── PROVIDED DATA ──

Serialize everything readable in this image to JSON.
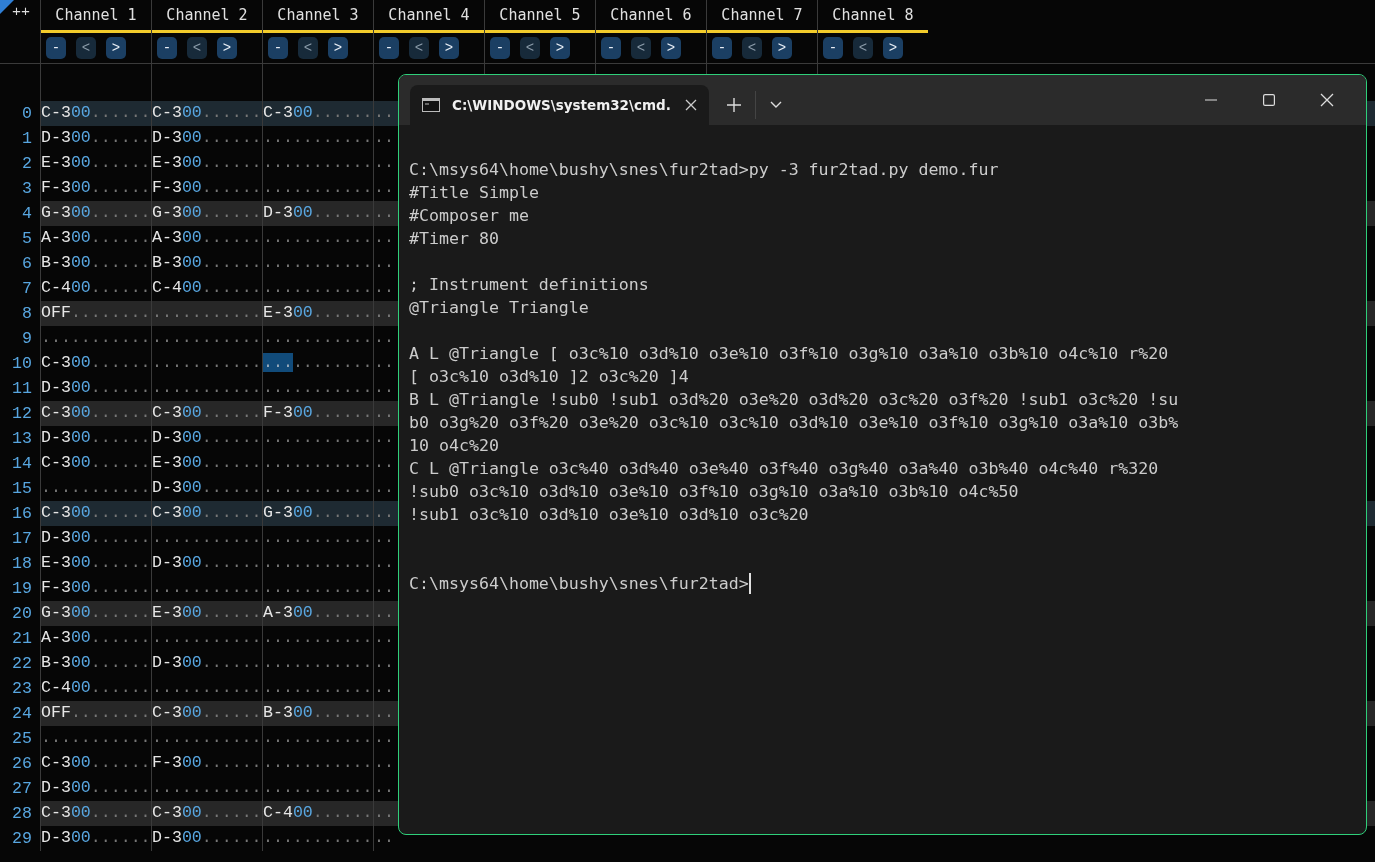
{
  "tracker": {
    "corner": "++",
    "channels": [
      {
        "name": "Channel 1",
        "buttons": [
          {
            "label": "-",
            "disabled": false
          },
          {
            "label": "<",
            "disabled": true
          },
          {
            "label": ">",
            "disabled": false
          }
        ]
      },
      {
        "name": "Channel 2",
        "buttons": [
          {
            "label": "-",
            "disabled": false
          },
          {
            "label": "<",
            "disabled": true
          },
          {
            "label": ">",
            "disabled": false
          }
        ]
      },
      {
        "name": "Channel 3",
        "buttons": [
          {
            "label": "-",
            "disabled": false
          },
          {
            "label": "<",
            "disabled": true
          },
          {
            "label": ">",
            "disabled": false
          }
        ]
      },
      {
        "name": "Channel 4",
        "buttons": [
          {
            "label": "-",
            "disabled": false
          },
          {
            "label": "<",
            "disabled": true
          },
          {
            "label": ">",
            "disabled": false
          }
        ]
      },
      {
        "name": "Channel 5",
        "buttons": [
          {
            "label": "-",
            "disabled": false
          },
          {
            "label": "<",
            "disabled": true
          },
          {
            "label": ">",
            "disabled": false
          }
        ]
      },
      {
        "name": "Channel 6",
        "buttons": [
          {
            "label": "-",
            "disabled": false
          },
          {
            "label": "<",
            "disabled": true
          },
          {
            "label": ">",
            "disabled": false
          }
        ]
      },
      {
        "name": "Channel 7",
        "buttons": [
          {
            "label": "-",
            "disabled": false
          },
          {
            "label": "<",
            "disabled": true
          },
          {
            "label": ">",
            "disabled": false
          }
        ]
      },
      {
        "name": "Channel 8",
        "buttons": [
          {
            "label": "-",
            "disabled": false
          },
          {
            "label": "<",
            "disabled": true
          },
          {
            "label": ">",
            "disabled": false
          }
        ]
      }
    ],
    "rows": [
      {
        "number": "0",
        "kind": "measure",
        "cells": [
          {
            "note": "C-3",
            "instrument": "00",
            "rest": "......",
            "selected": false
          },
          {
            "note": "C-3",
            "instrument": "00",
            "rest": "......",
            "selected": false
          },
          {
            "note": "C-3",
            "instrument": "00",
            "rest": "......",
            "selected": false
          }
        ],
        "tail": ".."
      },
      {
        "number": "1",
        "kind": "none",
        "cells": [
          {
            "note": "D-3",
            "instrument": "00",
            "rest": "......",
            "selected": false
          },
          {
            "note": "D-3",
            "instrument": "00",
            "rest": "......",
            "selected": false
          },
          {
            "rest": "...........",
            "selected": false
          }
        ],
        "tail": ".."
      },
      {
        "number": "2",
        "kind": "none",
        "cells": [
          {
            "note": "E-3",
            "instrument": "00",
            "rest": "......",
            "selected": false
          },
          {
            "note": "E-3",
            "instrument": "00",
            "rest": "......",
            "selected": false
          },
          {
            "rest": "...........",
            "selected": false
          }
        ],
        "tail": ".."
      },
      {
        "number": "3",
        "kind": "none",
        "cells": [
          {
            "note": "F-3",
            "instrument": "00",
            "rest": "......",
            "selected": false
          },
          {
            "note": "F-3",
            "instrument": "00",
            "rest": "......",
            "selected": false
          },
          {
            "rest": "...........",
            "selected": false
          }
        ],
        "tail": ".."
      },
      {
        "number": "4",
        "kind": "beat",
        "cells": [
          {
            "note": "G-3",
            "instrument": "00",
            "rest": "......",
            "selected": false
          },
          {
            "note": "G-3",
            "instrument": "00",
            "rest": "......",
            "selected": false
          },
          {
            "note": "D-3",
            "instrument": "00",
            "rest": "......",
            "selected": false
          }
        ],
        "tail": ".."
      },
      {
        "number": "5",
        "kind": "none",
        "cells": [
          {
            "note": "A-3",
            "instrument": "00",
            "rest": "......",
            "selected": false
          },
          {
            "note": "A-3",
            "instrument": "00",
            "rest": "......",
            "selected": false
          },
          {
            "rest": "...........",
            "selected": false
          }
        ],
        "tail": ".."
      },
      {
        "number": "6",
        "kind": "none",
        "cells": [
          {
            "note": "B-3",
            "instrument": "00",
            "rest": "......",
            "selected": false
          },
          {
            "note": "B-3",
            "instrument": "00",
            "rest": "......",
            "selected": false
          },
          {
            "rest": "...........",
            "selected": false
          }
        ],
        "tail": ".."
      },
      {
        "number": "7",
        "kind": "none",
        "cells": [
          {
            "note": "C-4",
            "instrument": "00",
            "rest": "......",
            "selected": false
          },
          {
            "note": "C-4",
            "instrument": "00",
            "rest": "......",
            "selected": false
          },
          {
            "rest": "...........",
            "selected": false
          }
        ],
        "tail": ".."
      },
      {
        "number": "8",
        "kind": "beat",
        "cells": [
          {
            "note": "OFF",
            "rest": "........",
            "selected": false
          },
          {
            "rest": "...........",
            "selected": false
          },
          {
            "note": "E-3",
            "instrument": "00",
            "rest": "......",
            "selected": false
          }
        ],
        "tail": ".."
      },
      {
        "number": "9",
        "kind": "none",
        "cells": [
          {
            "rest": "...........",
            "selected": false
          },
          {
            "rest": "...........",
            "selected": false
          },
          {
            "rest": "...........",
            "selected": false
          }
        ],
        "tail": ".."
      },
      {
        "number": "10",
        "kind": "none",
        "cells": [
          {
            "note": "C-3",
            "instrument": "00",
            "rest": "......",
            "selected": false
          },
          {
            "rest": "...........",
            "selected": false
          },
          {
            "rest": "...........",
            "selected": true
          }
        ],
        "tail": ".."
      },
      {
        "number": "11",
        "kind": "none",
        "cells": [
          {
            "note": "D-3",
            "instrument": "00",
            "rest": "......",
            "selected": false
          },
          {
            "rest": "...........",
            "selected": false
          },
          {
            "rest": "...........",
            "selected": false
          }
        ],
        "tail": ".."
      },
      {
        "number": "12",
        "kind": "beat",
        "cells": [
          {
            "note": "C-3",
            "instrument": "00",
            "rest": "......",
            "selected": false
          },
          {
            "note": "C-3",
            "instrument": "00",
            "rest": "......",
            "selected": false
          },
          {
            "note": "F-3",
            "instrument": "00",
            "rest": "......",
            "selected": false
          }
        ],
        "tail": ".."
      },
      {
        "number": "13",
        "kind": "none",
        "cells": [
          {
            "note": "D-3",
            "instrument": "00",
            "rest": "......",
            "selected": false
          },
          {
            "note": "D-3",
            "instrument": "00",
            "rest": "......",
            "selected": false
          },
          {
            "rest": "...........",
            "selected": false
          }
        ],
        "tail": ".."
      },
      {
        "number": "14",
        "kind": "none",
        "cells": [
          {
            "note": "C-3",
            "instrument": "00",
            "rest": "......",
            "selected": false
          },
          {
            "note": "E-3",
            "instrument": "00",
            "rest": "......",
            "selected": false
          },
          {
            "rest": "...........",
            "selected": false
          }
        ],
        "tail": ".."
      },
      {
        "number": "15",
        "kind": "none",
        "cells": [
          {
            "rest": "...........",
            "selected": false
          },
          {
            "note": "D-3",
            "instrument": "00",
            "rest": "......",
            "selected": false
          },
          {
            "rest": "...........",
            "selected": false
          }
        ],
        "tail": ".."
      },
      {
        "number": "16",
        "kind": "measure",
        "cells": [
          {
            "note": "C-3",
            "instrument": "00",
            "rest": "......",
            "selected": false
          },
          {
            "note": "C-3",
            "instrument": "00",
            "rest": "......",
            "selected": false
          },
          {
            "note": "G-3",
            "instrument": "00",
            "rest": "......",
            "selected": false
          }
        ],
        "tail": ".."
      },
      {
        "number": "17",
        "kind": "none",
        "cells": [
          {
            "note": "D-3",
            "instrument": "00",
            "rest": "......",
            "selected": false
          },
          {
            "rest": "...........",
            "selected": false
          },
          {
            "rest": "...........",
            "selected": false
          }
        ],
        "tail": ".."
      },
      {
        "number": "18",
        "kind": "none",
        "cells": [
          {
            "note": "E-3",
            "instrument": "00",
            "rest": "......",
            "selected": false
          },
          {
            "note": "D-3",
            "instrument": "00",
            "rest": "......",
            "selected": false
          },
          {
            "rest": "...........",
            "selected": false
          }
        ],
        "tail": ".."
      },
      {
        "number": "19",
        "kind": "none",
        "cells": [
          {
            "note": "F-3",
            "instrument": "00",
            "rest": "......",
            "selected": false
          },
          {
            "rest": "...........",
            "selected": false
          },
          {
            "rest": "...........",
            "selected": false
          }
        ],
        "tail": ".."
      },
      {
        "number": "20",
        "kind": "beat",
        "cells": [
          {
            "note": "G-3",
            "instrument": "00",
            "rest": "......",
            "selected": false
          },
          {
            "note": "E-3",
            "instrument": "00",
            "rest": "......",
            "selected": false
          },
          {
            "note": "A-3",
            "instrument": "00",
            "rest": "......",
            "selected": false
          }
        ],
        "tail": ".."
      },
      {
        "number": "21",
        "kind": "none",
        "cells": [
          {
            "note": "A-3",
            "instrument": "00",
            "rest": "......",
            "selected": false
          },
          {
            "rest": "...........",
            "selected": false
          },
          {
            "rest": "...........",
            "selected": false
          }
        ],
        "tail": ".."
      },
      {
        "number": "22",
        "kind": "none",
        "cells": [
          {
            "note": "B-3",
            "instrument": "00",
            "rest": "......",
            "selected": false
          },
          {
            "note": "D-3",
            "instrument": "00",
            "rest": "......",
            "selected": false
          },
          {
            "rest": "...........",
            "selected": false
          }
        ],
        "tail": ".."
      },
      {
        "number": "23",
        "kind": "none",
        "cells": [
          {
            "note": "C-4",
            "instrument": "00",
            "rest": "......",
            "selected": false
          },
          {
            "rest": "...........",
            "selected": false
          },
          {
            "rest": "...........",
            "selected": false
          }
        ],
        "tail": ".."
      },
      {
        "number": "24",
        "kind": "beat",
        "cells": [
          {
            "note": "OFF",
            "rest": "........",
            "selected": false
          },
          {
            "note": "C-3",
            "instrument": "00",
            "rest": "......",
            "selected": false
          },
          {
            "note": "B-3",
            "instrument": "00",
            "rest": "......",
            "selected": false
          }
        ],
        "tail": ".."
      },
      {
        "number": "25",
        "kind": "none",
        "cells": [
          {
            "rest": "...........",
            "selected": false
          },
          {
            "rest": "...........",
            "selected": false
          },
          {
            "rest": "...........",
            "selected": false
          }
        ],
        "tail": ".."
      },
      {
        "number": "26",
        "kind": "none",
        "cells": [
          {
            "note": "C-3",
            "instrument": "00",
            "rest": "......",
            "selected": false
          },
          {
            "note": "F-3",
            "instrument": "00",
            "rest": "......",
            "selected": false
          },
          {
            "rest": "...........",
            "selected": false
          }
        ],
        "tail": ".."
      },
      {
        "number": "27",
        "kind": "none",
        "cells": [
          {
            "note": "D-3",
            "instrument": "00",
            "rest": "......",
            "selected": false
          },
          {
            "rest": "...........",
            "selected": false
          },
          {
            "rest": "...........",
            "selected": false
          }
        ],
        "tail": ".."
      },
      {
        "number": "28",
        "kind": "beat",
        "cells": [
          {
            "note": "C-3",
            "instrument": "00",
            "rest": "......",
            "selected": false
          },
          {
            "note": "C-3",
            "instrument": "00",
            "rest": "......",
            "selected": false
          },
          {
            "note": "C-4",
            "instrument": "00",
            "rest": "......",
            "selected": false
          }
        ],
        "tail": ".."
      },
      {
        "number": "29",
        "kind": "none",
        "cells": [
          {
            "note": "D-3",
            "instrument": "00",
            "rest": "......",
            "selected": false
          },
          {
            "note": "D-3",
            "instrument": "00",
            "rest": "......",
            "selected": false
          },
          {
            "rest": "...........",
            "selected": false
          }
        ],
        "tail": ".."
      }
    ]
  },
  "terminal": {
    "tab_title": "C:\\WINDOWS\\system32\\cmd.",
    "lines": [
      {
        "kind": "blank"
      },
      {
        "kind": "text",
        "text": "C:\\msys64\\home\\bushy\\snes\\fur2tad>py -3 fur2tad.py demo.fur"
      },
      {
        "kind": "text",
        "text": "#Title Simple"
      },
      {
        "kind": "text",
        "text": "#Composer me"
      },
      {
        "kind": "text",
        "text": "#Timer 80"
      },
      {
        "kind": "blank"
      },
      {
        "kind": "text",
        "text": "; Instrument definitions"
      },
      {
        "kind": "text",
        "text": "@Triangle Triangle"
      },
      {
        "kind": "blank"
      },
      {
        "kind": "text",
        "text": "A L @Triangle [ o3c%10 o3d%10 o3e%10 o3f%10 o3g%10 o3a%10 o3b%10 o4c%10 r%20"
      },
      {
        "kind": "text",
        "text": "[ o3c%10 o3d%10 ]2 o3c%20 ]4"
      },
      {
        "kind": "text",
        "text": "B L @Triangle !sub0 !sub1 o3d%20 o3e%20 o3d%20 o3c%20 o3f%20 !sub1 o3c%20 !su"
      },
      {
        "kind": "text",
        "text": "b0 o3g%20 o3f%20 o3e%20 o3c%10 o3c%10 o3d%10 o3e%10 o3f%10 o3g%10 o3a%10 o3b%"
      },
      {
        "kind": "text",
        "text": "10 o4c%20"
      },
      {
        "kind": "text",
        "text": "C L @Triangle o3c%40 o3d%40 o3e%40 o3f%40 o3g%40 o3a%40 o3b%40 o4c%40 r%320"
      },
      {
        "kind": "text",
        "text": "!sub0 o3c%10 o3d%10 o3e%10 o3f%10 o3g%10 o3a%10 o3b%10 o4c%50"
      },
      {
        "kind": "text",
        "text": "!sub1 o3c%10 o3d%10 o3e%10 o3d%10 o3c%20"
      },
      {
        "kind": "blank"
      },
      {
        "kind": "blank"
      },
      {
        "kind": "prompt",
        "text": "C:\\msys64\\home\\bushy\\snes\\fur2tad>"
      }
    ]
  }
}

───

Give only a number: how many lines of the data hold the string "bushy"?

2